#### [Work to complete]
Your task is to repeat the listing exactly.

#### [Dataset extract]

** BEGIN **

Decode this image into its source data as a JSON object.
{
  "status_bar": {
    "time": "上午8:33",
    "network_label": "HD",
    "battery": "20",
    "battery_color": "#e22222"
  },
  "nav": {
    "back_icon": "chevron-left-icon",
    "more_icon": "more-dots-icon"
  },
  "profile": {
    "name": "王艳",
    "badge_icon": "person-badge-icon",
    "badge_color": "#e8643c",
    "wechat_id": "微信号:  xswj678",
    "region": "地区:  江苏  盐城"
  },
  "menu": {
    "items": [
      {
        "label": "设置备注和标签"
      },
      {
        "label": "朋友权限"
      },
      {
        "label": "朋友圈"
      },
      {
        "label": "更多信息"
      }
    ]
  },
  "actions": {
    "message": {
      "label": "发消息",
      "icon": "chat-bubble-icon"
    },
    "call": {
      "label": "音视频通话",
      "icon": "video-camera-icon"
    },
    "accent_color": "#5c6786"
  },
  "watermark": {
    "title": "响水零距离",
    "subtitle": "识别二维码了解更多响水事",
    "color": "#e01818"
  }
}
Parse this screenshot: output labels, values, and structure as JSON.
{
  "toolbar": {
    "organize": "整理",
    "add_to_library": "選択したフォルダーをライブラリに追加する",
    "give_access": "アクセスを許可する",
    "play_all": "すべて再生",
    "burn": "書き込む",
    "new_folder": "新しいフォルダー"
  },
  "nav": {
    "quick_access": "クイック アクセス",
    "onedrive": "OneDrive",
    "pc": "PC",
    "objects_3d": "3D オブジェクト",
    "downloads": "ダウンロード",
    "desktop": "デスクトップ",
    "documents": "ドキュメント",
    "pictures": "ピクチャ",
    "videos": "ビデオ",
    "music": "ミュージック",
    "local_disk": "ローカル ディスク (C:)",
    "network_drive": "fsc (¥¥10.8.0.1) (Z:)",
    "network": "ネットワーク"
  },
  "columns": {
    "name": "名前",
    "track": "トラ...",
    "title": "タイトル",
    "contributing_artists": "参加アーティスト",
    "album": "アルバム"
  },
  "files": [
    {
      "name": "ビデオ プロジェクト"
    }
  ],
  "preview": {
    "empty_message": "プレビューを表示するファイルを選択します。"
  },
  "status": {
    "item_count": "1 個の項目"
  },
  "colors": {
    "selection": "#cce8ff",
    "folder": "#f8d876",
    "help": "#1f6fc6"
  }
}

** END **

#### [Output]
Decode this image into its source data as a JSON object.
{
  "status_bar": {
    "time": "上午8:33",
    "network_label": "HD",
    "battery": "20",
    "battery_color": "#e22222"
  },
  "nav": {
    "back_icon": "chevron-left-icon",
    "more_icon": "more-dots-icon"
  },
  "profile": {
    "name": "王艳",
    "badge_icon": "person-badge-icon",
    "badge_color": "#e8643c",
    "wechat_id": "微信号:  xswj678",
    "region": "地区:  江苏  盐城"
  },
  "menu": {
    "items": [
      {
        "label": "设置备注和标签"
      },
      {
        "label": "朋友权限"
      },
      {
        "label": "朋友圈"
      },
      {
        "label": "更多信息"
      }
    ]
  },
  "actions": {
    "message": {
      "label": "发消息",
      "icon": "chat-bubble-icon"
    },
    "call": {
      "label": "音视频通话",
      "icon": "video-camera-icon"
    },
    "accent_color": "#5c6786"
  },
  "watermark": {
    "title": "响水零距离",
    "subtitle": "识别二维码了解更多响水事",
    "color": "#e01818"
  }
}
Parse this screenshot: output labels, values, and structure as JSON.
{
  "toolbar": {
    "organize": "整理",
    "add_to_library": "選択したフォルダーをライブラリに追加する",
    "give_access": "アクセスを許可する",
    "play_all": "すべて再生",
    "burn": "書き込む",
    "new_folder": "新しいフォルダー"
  },
  "nav": {
    "quick_access": "クイック アクセス",
    "onedrive": "OneDrive",
    "pc": "PC",
    "objects_3d": "3D オブジェクト",
    "downloads": "ダウンロード",
    "desktop": "デスクトップ",
    "documents": "ドキュメント",
    "pictures": "ピクチャ",
    "videos": "ビデオ",
    "music": "ミュージック",
    "local_disk": "ローカル ディスク (C:)",
    "network_drive": "fsc (¥¥10.8.0.1) (Z:)",
    "network": "ネットワーク"
  },
  "columns": {
    "name": "名前",
    "track": "トラ...",
    "title": "タイトル",
    "contributing_artists": "参加アーティスト",
    "album": "アルバム"
  },
  "files": [
    {
      "name": "ビデオ プロジェクト"
    }
  ],
  "preview": {
    "empty_message": "プレビューを表示するファイルを選択します。"
  },
  "status": {
    "item_count": "1 個の項目"
  },
  "colors": {
    "selection": "#cce8ff",
    "folder": "#f8d876",
    "help": "#1f6fc6"
  }
}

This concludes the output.